▶ [EXERCISE AIM]: In the stretch of entries from "clock-icon bbox=[288, 346, 304, 362]" through "user-check-icon bbox=[193, 541, 217, 565]", swap "field-label" for "form-label" and give those lines again with nothing else changed.

Element-and-box listings:
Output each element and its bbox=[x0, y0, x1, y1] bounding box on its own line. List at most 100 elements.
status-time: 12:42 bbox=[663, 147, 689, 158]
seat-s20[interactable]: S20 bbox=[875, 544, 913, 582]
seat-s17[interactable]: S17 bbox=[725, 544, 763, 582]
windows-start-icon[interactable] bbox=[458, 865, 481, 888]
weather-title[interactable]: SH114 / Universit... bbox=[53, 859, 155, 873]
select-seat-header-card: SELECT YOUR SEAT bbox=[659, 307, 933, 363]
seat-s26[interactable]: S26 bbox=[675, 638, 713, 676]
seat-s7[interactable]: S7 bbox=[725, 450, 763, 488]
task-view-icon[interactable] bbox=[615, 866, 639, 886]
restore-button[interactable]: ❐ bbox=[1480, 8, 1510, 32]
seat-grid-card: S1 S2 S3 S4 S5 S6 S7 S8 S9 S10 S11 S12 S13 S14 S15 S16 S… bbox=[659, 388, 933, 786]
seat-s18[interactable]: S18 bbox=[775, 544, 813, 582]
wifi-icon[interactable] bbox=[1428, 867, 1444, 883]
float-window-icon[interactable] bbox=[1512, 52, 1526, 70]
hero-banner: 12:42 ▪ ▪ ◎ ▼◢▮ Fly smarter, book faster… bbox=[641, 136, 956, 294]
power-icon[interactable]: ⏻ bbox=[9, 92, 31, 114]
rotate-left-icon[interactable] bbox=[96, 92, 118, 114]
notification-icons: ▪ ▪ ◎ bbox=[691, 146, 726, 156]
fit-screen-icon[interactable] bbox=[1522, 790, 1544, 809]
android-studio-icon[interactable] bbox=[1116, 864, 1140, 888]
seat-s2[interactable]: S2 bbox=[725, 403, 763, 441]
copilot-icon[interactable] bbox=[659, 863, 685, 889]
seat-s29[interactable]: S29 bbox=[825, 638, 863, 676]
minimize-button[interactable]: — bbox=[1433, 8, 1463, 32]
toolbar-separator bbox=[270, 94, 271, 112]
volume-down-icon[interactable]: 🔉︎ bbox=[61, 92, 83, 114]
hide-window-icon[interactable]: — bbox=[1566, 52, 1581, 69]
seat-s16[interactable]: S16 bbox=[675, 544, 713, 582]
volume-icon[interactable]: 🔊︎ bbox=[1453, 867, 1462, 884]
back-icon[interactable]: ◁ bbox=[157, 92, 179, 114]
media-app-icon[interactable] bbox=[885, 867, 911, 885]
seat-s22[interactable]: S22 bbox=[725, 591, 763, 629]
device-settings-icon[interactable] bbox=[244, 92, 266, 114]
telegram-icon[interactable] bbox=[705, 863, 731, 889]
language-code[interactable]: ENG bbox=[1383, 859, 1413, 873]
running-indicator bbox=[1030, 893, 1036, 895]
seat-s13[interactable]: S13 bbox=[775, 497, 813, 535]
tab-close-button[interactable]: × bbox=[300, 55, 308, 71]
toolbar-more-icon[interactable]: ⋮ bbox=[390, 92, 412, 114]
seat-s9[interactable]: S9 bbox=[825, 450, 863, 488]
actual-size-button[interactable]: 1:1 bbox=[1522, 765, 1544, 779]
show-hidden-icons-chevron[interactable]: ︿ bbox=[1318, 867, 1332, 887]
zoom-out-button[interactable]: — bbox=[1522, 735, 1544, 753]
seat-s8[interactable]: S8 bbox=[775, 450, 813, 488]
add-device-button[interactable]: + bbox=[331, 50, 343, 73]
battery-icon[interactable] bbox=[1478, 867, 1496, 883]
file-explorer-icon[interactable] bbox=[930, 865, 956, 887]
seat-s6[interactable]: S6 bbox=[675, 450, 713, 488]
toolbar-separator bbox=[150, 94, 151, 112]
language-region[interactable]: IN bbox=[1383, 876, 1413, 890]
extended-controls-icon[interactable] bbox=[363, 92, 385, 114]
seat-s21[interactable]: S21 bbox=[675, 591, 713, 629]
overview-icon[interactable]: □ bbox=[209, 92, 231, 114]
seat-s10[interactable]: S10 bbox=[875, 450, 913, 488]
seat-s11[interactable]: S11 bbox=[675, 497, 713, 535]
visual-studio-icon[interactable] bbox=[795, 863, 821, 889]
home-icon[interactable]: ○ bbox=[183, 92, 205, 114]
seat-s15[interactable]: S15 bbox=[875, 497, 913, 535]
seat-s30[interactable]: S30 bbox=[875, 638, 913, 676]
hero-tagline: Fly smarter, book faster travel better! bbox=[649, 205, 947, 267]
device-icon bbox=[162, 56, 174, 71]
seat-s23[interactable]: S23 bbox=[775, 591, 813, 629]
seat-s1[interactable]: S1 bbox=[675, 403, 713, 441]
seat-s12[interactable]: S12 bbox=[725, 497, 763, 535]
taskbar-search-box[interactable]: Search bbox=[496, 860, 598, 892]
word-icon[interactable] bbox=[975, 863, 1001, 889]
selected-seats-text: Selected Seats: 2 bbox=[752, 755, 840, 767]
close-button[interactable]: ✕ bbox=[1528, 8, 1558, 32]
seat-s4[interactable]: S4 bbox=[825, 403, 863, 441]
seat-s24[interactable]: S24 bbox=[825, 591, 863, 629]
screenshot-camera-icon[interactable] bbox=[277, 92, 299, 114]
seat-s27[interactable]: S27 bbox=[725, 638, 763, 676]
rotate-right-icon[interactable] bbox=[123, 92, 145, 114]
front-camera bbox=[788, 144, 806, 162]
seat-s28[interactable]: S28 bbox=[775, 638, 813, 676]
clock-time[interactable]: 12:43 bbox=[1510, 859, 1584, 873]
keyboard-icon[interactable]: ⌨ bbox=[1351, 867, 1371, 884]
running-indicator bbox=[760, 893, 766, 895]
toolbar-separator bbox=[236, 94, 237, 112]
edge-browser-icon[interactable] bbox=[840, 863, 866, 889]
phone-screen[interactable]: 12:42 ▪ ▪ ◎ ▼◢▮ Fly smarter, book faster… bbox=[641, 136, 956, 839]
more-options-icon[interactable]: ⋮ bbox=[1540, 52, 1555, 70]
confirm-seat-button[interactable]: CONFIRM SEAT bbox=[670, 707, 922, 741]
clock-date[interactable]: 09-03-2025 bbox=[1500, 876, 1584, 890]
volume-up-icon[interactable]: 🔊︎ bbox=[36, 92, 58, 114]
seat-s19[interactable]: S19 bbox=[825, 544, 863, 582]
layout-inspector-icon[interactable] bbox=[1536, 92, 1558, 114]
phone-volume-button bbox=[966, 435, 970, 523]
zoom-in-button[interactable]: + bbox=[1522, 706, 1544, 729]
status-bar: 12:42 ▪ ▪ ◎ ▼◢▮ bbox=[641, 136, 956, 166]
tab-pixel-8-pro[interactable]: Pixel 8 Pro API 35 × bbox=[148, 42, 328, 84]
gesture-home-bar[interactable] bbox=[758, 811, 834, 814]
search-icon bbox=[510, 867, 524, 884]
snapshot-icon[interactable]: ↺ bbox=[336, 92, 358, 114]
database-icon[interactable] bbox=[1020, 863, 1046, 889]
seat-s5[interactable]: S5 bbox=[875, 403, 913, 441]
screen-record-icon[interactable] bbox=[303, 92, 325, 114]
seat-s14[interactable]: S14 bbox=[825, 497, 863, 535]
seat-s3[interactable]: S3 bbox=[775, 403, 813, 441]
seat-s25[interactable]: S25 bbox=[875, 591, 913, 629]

...

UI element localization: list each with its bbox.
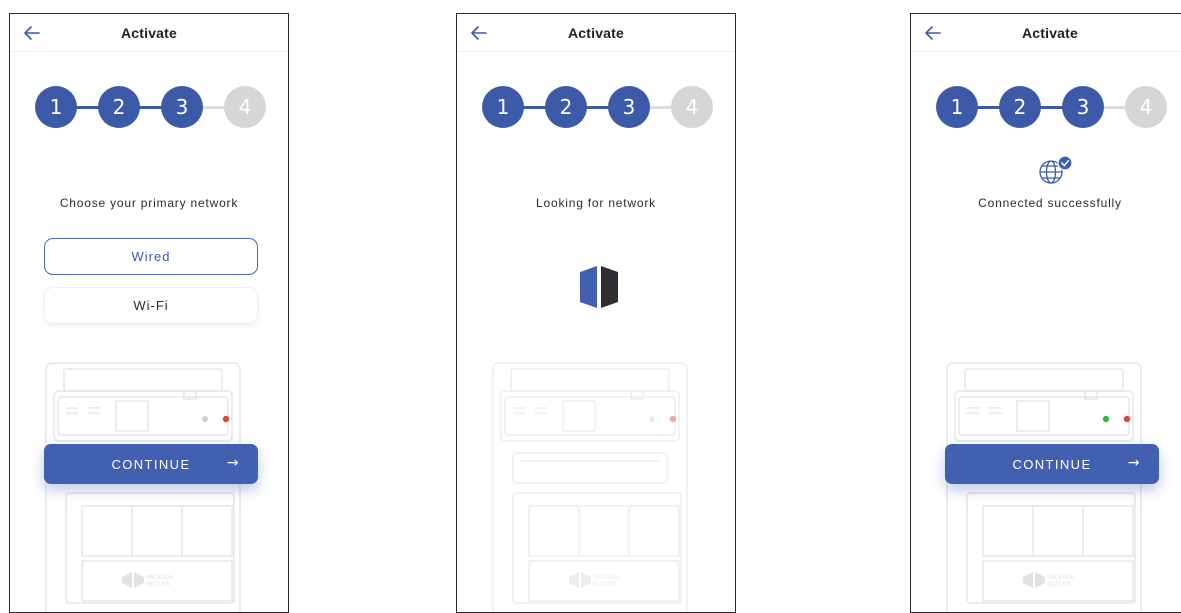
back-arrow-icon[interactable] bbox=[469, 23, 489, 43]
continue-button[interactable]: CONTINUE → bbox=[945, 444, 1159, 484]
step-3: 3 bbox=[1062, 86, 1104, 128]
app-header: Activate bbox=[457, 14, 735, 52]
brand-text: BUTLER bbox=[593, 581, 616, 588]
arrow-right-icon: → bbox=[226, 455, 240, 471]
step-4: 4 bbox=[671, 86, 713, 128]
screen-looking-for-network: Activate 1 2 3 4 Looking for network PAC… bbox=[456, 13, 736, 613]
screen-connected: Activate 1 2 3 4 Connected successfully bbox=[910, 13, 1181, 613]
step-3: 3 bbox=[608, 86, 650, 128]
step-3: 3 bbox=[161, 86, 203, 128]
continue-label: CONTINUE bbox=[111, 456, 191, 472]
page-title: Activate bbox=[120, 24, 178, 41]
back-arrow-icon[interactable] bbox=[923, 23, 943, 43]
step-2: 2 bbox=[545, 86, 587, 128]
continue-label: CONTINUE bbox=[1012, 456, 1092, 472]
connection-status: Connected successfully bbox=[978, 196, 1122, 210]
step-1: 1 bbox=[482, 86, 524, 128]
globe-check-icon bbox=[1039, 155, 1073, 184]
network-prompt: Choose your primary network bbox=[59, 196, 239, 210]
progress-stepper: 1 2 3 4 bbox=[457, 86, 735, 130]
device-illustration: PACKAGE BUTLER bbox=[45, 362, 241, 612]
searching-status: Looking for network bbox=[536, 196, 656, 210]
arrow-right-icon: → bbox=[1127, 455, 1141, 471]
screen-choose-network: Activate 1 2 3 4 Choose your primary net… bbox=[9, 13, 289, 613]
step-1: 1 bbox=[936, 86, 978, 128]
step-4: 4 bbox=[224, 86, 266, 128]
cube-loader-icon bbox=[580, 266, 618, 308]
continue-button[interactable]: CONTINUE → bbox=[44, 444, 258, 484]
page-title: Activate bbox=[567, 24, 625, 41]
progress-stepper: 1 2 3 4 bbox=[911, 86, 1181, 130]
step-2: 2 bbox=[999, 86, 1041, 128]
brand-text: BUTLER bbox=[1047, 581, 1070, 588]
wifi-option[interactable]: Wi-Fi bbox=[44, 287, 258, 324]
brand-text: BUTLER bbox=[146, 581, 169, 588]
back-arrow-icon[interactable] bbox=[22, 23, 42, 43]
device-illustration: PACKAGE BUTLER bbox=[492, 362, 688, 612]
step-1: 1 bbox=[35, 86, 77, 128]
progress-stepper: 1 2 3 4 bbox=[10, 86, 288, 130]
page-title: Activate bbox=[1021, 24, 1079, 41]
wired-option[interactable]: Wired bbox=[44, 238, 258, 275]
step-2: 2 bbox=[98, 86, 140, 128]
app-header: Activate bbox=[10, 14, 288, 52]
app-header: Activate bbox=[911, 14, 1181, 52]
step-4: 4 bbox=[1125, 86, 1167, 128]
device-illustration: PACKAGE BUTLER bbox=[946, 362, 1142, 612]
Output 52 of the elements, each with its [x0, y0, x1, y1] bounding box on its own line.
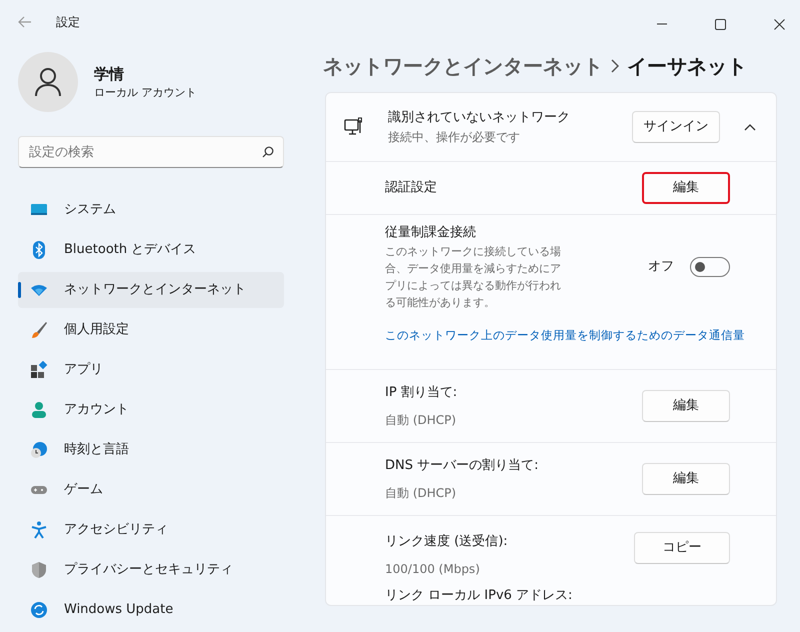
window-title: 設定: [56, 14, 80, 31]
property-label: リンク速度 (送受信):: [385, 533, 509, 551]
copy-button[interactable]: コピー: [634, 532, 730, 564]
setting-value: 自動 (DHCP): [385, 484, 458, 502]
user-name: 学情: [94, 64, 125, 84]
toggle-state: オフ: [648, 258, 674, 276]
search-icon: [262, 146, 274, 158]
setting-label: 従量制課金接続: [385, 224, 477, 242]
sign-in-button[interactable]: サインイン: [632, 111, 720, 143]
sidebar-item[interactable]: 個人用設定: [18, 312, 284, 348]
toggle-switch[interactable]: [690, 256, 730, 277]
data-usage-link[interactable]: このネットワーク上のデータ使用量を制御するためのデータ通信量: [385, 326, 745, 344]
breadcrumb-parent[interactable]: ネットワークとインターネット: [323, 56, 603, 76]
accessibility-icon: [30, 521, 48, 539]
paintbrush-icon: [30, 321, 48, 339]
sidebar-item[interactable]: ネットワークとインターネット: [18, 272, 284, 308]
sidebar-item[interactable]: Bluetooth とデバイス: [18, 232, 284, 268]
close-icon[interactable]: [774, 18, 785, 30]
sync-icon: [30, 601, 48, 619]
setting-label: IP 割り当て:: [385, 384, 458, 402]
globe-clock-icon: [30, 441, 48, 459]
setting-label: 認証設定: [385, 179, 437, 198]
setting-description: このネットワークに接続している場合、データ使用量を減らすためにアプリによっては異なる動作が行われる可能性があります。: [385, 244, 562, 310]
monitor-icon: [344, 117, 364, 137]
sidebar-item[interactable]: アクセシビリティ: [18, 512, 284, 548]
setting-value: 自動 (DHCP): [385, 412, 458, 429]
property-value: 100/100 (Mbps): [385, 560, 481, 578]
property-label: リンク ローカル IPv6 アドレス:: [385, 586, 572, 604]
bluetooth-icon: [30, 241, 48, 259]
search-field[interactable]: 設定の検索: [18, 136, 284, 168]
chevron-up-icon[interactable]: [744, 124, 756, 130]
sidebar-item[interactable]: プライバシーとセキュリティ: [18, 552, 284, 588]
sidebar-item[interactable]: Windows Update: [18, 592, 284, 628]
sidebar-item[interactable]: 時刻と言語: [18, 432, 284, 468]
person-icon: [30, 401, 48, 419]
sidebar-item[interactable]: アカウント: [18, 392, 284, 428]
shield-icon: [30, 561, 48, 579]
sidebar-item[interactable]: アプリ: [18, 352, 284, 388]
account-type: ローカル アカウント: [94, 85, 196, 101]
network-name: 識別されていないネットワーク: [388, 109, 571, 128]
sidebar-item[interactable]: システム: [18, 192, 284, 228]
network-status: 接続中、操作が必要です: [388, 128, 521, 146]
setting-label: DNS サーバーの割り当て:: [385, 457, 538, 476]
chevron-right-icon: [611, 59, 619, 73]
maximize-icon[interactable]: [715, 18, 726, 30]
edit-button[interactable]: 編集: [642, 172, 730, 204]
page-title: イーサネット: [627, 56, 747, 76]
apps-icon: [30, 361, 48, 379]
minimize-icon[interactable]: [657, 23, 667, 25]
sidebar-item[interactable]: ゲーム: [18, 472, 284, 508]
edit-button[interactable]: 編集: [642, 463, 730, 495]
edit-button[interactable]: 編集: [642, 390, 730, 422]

==

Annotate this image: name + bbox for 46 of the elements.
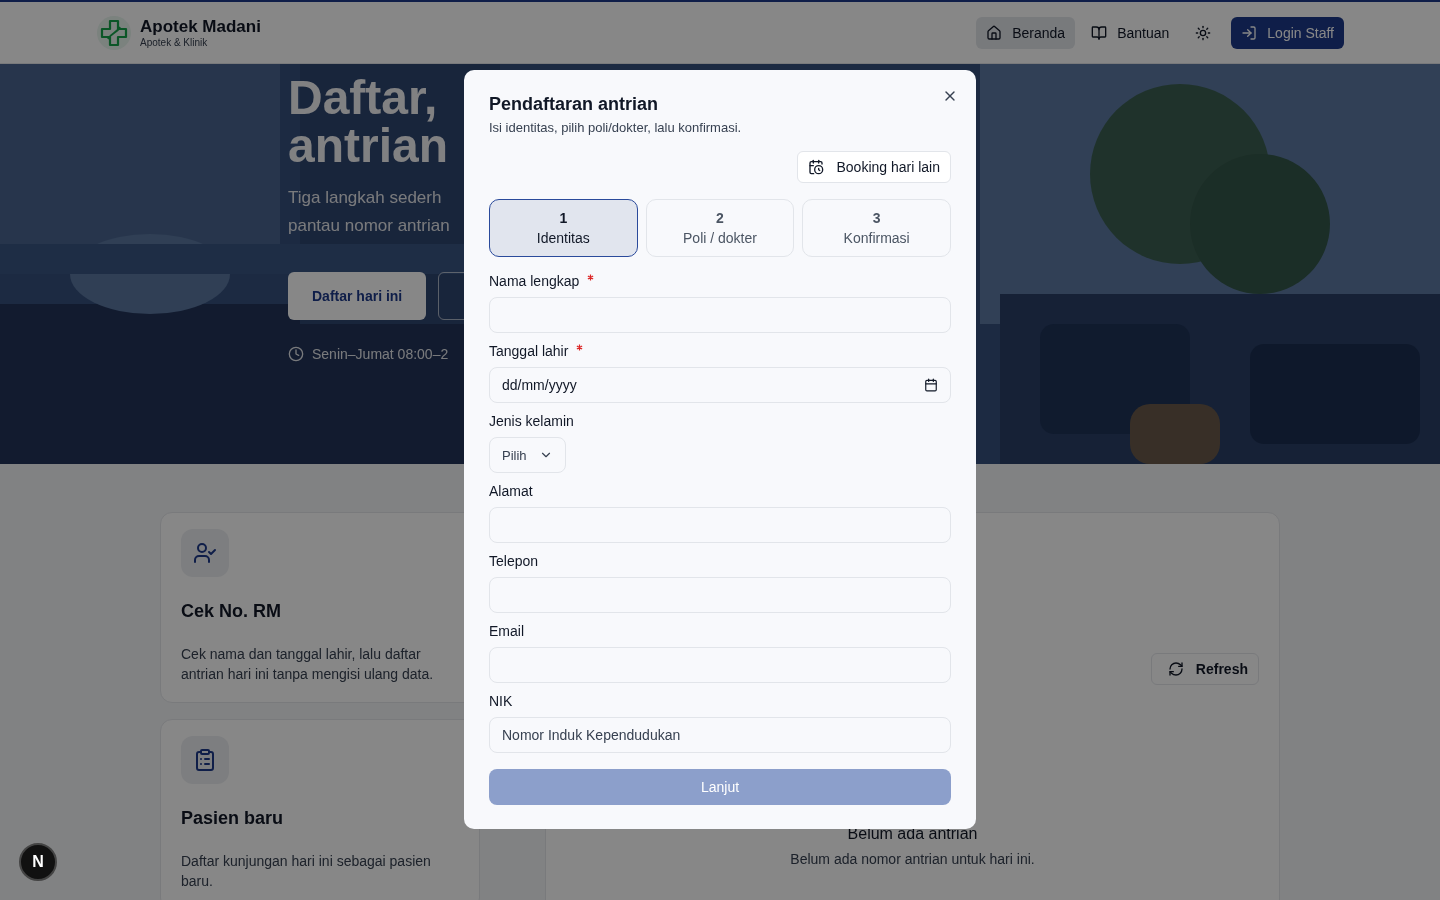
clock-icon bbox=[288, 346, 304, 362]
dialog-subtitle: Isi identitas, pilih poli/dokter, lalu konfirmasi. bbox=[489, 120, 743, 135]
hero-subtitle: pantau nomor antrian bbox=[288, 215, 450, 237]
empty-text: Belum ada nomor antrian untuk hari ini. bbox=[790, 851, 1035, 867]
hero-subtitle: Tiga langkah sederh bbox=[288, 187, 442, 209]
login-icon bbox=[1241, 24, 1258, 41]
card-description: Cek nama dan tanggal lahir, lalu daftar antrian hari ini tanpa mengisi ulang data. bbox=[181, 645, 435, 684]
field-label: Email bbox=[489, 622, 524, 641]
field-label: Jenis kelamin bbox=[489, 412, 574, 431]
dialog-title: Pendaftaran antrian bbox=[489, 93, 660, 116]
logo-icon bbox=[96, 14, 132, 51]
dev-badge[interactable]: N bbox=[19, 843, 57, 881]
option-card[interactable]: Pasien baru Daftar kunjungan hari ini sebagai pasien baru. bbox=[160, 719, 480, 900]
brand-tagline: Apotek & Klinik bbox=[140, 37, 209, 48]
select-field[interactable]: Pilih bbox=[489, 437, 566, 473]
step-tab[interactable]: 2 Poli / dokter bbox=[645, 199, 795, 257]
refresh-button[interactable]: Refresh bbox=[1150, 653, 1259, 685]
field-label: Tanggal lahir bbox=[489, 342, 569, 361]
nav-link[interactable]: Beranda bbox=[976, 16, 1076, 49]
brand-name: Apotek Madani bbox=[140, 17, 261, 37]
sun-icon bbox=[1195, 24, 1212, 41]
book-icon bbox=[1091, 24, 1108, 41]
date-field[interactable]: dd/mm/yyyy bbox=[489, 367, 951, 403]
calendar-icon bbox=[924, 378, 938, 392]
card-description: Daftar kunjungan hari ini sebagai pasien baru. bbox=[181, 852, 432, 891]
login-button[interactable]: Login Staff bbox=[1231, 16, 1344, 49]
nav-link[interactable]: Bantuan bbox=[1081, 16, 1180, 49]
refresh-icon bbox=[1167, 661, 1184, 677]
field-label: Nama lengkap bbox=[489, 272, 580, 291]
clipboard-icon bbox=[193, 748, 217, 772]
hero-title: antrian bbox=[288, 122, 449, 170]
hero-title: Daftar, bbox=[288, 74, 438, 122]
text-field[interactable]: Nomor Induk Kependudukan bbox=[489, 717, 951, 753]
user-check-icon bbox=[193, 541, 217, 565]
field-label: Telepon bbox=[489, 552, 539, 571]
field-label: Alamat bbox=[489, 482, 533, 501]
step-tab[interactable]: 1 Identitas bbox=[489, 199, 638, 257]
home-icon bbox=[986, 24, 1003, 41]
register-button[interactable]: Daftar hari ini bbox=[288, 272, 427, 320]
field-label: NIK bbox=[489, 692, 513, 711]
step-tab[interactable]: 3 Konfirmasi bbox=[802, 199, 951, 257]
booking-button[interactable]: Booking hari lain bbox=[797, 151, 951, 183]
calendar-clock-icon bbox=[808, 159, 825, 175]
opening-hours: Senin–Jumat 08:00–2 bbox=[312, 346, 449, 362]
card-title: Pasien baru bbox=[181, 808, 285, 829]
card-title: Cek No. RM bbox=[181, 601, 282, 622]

▶ [RESPONSE]:
clock-icon bbox=[288, 346, 304, 362]
dialog-subtitle: Isi identitas, pilih poli/dokter, lalu konfirmasi. bbox=[489, 120, 743, 135]
hero-subtitle: pantau nomor antrian bbox=[288, 215, 450, 237]
empty-text: Belum ada nomor antrian untuk hari ini. bbox=[790, 851, 1035, 867]
hero-subtitle: Tiga langkah sederh bbox=[288, 187, 442, 209]
login-icon bbox=[1241, 24, 1258, 41]
card-description: Cek nama dan tanggal lahir, lalu daftar antrian hari ini tanpa mengisi ulang data. bbox=[181, 645, 435, 684]
form-label: Email bbox=[489, 622, 524, 641]
form-label: Jenis kelamin bbox=[489, 412, 574, 431]
dialog-title: Pendaftaran antrian bbox=[489, 93, 660, 116]
logo-icon bbox=[96, 14, 132, 51]
dev-badge[interactable]: N bbox=[19, 843, 57, 881]
option-card[interactable]: Pasien baru Daftar kunjungan hari ini sebagai pasien baru. bbox=[160, 719, 480, 900]
brand-tagline: Apotek & Klinik bbox=[140, 37, 209, 48]
select-field[interactable]: Pilih bbox=[489, 437, 566, 473]
step-tab[interactable]: 2 Poli / dokter bbox=[645, 199, 795, 257]
refresh-button[interactable]: Refresh bbox=[1150, 653, 1259, 685]
form-label: Tanggal lahir bbox=[489, 342, 569, 361]
nav-link[interactable]: Beranda bbox=[976, 16, 1076, 49]
brand-name: Apotek Madani bbox=[140, 17, 261, 37]
sun-icon bbox=[1195, 24, 1212, 41]
book-icon bbox=[1091, 24, 1108, 41]
date-field[interactable]: dd/mm/yyyy bbox=[489, 367, 951, 403]
calendar-icon bbox=[924, 378, 938, 392]
card-description: Daftar kunjungan hari ini sebagai pasien baru. bbox=[181, 852, 432, 891]
login-button[interactable]: Login Staff bbox=[1231, 16, 1344, 49]
nav-link[interactable]: Bantuan bbox=[1081, 16, 1180, 49]
refresh-icon bbox=[1167, 661, 1184, 677]
form-label: Nama lengkap bbox=[489, 272, 580, 291]
clipboard-icon bbox=[193, 748, 217, 772]
hero-title: antrian bbox=[288, 122, 449, 170]
hero-title: Daftar, bbox=[288, 74, 438, 122]
text-field[interactable]: Nomor Induk Kependudukan bbox=[489, 717, 951, 753]
user-check-icon bbox=[193, 541, 217, 565]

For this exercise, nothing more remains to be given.